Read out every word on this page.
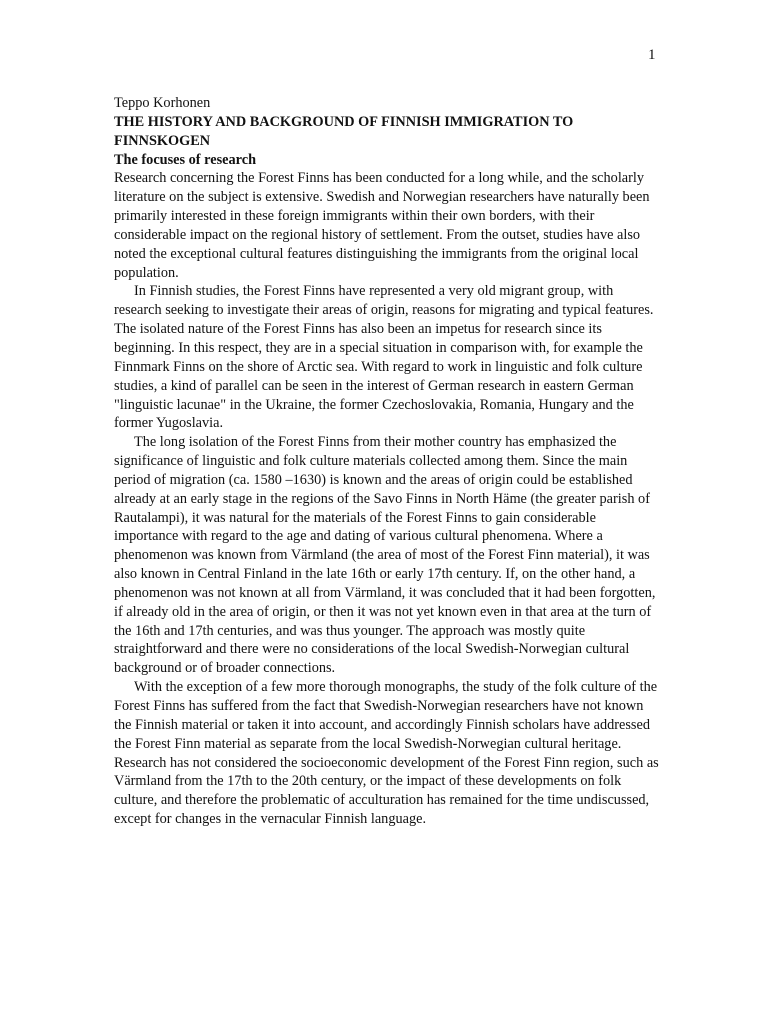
1

Teppo Korhonen

THE HISTORY AND BACKGROUND OF FINNISH IMMIGRATION TO FINNSKOGEN

The focuses of research

Research concerning the Forest Finns has been conducted for a long while, and the scholarly literature on the subject is extensive. Swedish and Norwegian researchers have naturally been primarily interested in these foreign immigrants within their own borders, with their considerable impact on the regional history of settlement. From the outset, studies have also noted the exceptional cultural features distinguishing the immigrants from the original local population.

In Finnish studies, the Forest Finns have represented a very old migrant group, with research seeking to investigate their areas of origin, reasons for migrating and typical features. The isolated nature of the Forest Finns has also been an impetus for research since its beginning. In this respect, they are in a special situation in comparison with, for example the Finnmark Finns on the shore of Arctic sea. With regard to work in linguistic and folk culture studies, a kind of parallel can be seen in the interest of German research in eastern German "linguistic lacunae" in the Ukraine, the former Czechoslovakia, Romania, Hungary and the former Yugoslavia.

The long isolation of the Forest Finns from their mother country has emphasized the significance of linguistic and folk culture materials collected among them. Since the main period of migration (ca. 1580 –1630) is known and the areas of origin could be established already at an early stage in the regions of the Savo Finns in North Häme (the greater parish of Rautalampi), it was natural for the materials of the Forest Finns to gain considerable importance with regard to the age and dating of various cultural phenomena. Where a phenomenon was known from Värmland (the area of most of the Forest Finn material), it was also known in Central Finland in the late 16th or early 17th century. If, on the other hand, a phenomenon was not known at all from Värmland, it was concluded that it had been forgotten, if already old in the area of origin, or then it was not yet known even in that area at the turn of the 16th and 17th centuries, and was thus younger. The approach was mostly quite straightforward and there were no considerations of the local Swedish-Norwegian cultural background or of broader connections.

With the exception of a few more thorough monographs, the study of the folk culture of the Forest Finns has suffered from the fact that Swedish-Norwegian researchers have not known the Finnish material or taken it into account, and accordingly Finnish scholars have addressed the Forest Finn material as separate from the local Swedish-Norwegian cultural heritage. Research has not considered the socioeconomic development of the Forest Finn region, such as Värmland from the 17th to the 20th century, or the impact of these developments on folk culture, and therefore the problematic of acculturation has remained for the time undiscussed, except for changes in the vernacular Finnish language.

● ● ●

- WRITTEN EXERCISE: Check each line above for the word "this", and copy the lines where it appears.

- CORRECT RESPONSE:
Read out every word on this page.
In Finnish studies, the Forest Finns have represented a very old migrant group, with research seeking to investigate their areas of origin, reasons for migrating and typical features. The isolated nature of the Forest Finns has also been an impetus for research since its beginning. In this respect, they are in a special situation in comparison with, for example the Finnmark Finns on the shore of Arctic sea. With regard to work in linguistic and folk culture studies, a kind of parallel can be seen in the interest of German research in eastern German "linguistic lacunae" in the Ukraine, the former Czechoslovakia, Romania, Hungary and the former Yugoslavia.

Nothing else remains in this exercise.